◆ EXERCISE TASK ◆
List each line of the data that holds the word "Walras".
#### RECORD SET ####
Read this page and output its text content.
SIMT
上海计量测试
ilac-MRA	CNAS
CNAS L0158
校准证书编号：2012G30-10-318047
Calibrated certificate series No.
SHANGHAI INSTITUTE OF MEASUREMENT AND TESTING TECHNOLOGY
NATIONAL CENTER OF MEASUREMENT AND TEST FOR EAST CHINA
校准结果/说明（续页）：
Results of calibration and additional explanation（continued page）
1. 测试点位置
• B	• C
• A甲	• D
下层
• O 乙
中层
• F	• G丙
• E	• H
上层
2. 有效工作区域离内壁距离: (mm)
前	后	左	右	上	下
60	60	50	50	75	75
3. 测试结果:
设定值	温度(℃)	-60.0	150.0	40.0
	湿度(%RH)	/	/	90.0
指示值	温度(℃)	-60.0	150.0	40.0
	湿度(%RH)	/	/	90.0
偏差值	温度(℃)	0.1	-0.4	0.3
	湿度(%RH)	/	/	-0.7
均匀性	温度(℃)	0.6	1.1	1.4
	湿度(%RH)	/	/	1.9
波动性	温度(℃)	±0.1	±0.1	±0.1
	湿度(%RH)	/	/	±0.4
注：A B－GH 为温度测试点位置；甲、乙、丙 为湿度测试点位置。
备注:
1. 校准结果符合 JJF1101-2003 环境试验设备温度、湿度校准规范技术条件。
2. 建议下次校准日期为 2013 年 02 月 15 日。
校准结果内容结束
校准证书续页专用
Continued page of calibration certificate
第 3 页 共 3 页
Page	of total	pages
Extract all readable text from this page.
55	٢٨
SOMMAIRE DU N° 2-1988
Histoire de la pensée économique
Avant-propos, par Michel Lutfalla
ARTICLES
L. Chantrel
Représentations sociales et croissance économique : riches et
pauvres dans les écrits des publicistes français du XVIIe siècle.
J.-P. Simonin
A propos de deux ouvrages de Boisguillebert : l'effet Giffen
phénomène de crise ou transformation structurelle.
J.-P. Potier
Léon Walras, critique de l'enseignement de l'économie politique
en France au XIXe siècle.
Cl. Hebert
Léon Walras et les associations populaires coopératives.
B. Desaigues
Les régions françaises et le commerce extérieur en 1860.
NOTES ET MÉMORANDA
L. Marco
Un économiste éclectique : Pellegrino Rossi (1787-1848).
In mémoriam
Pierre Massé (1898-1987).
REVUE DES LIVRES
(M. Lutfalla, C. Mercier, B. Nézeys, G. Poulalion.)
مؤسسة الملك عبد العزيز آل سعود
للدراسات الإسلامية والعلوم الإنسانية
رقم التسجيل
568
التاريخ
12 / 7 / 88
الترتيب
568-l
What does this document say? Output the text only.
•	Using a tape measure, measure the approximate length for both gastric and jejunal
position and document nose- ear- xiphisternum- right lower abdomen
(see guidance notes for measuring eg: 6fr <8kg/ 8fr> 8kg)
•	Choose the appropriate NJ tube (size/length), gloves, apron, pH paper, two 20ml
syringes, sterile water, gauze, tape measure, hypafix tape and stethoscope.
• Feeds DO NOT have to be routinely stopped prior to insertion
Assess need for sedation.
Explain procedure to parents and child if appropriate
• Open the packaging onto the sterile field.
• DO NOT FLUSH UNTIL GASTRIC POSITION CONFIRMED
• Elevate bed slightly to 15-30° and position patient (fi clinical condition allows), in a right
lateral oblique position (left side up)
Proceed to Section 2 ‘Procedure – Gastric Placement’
####
◆ RESPONSE TO THE EXERCISE ◆
Léon Walras, critique de l'enseignement de l'économie politique
Léon Walras et les associations populaires coopératives.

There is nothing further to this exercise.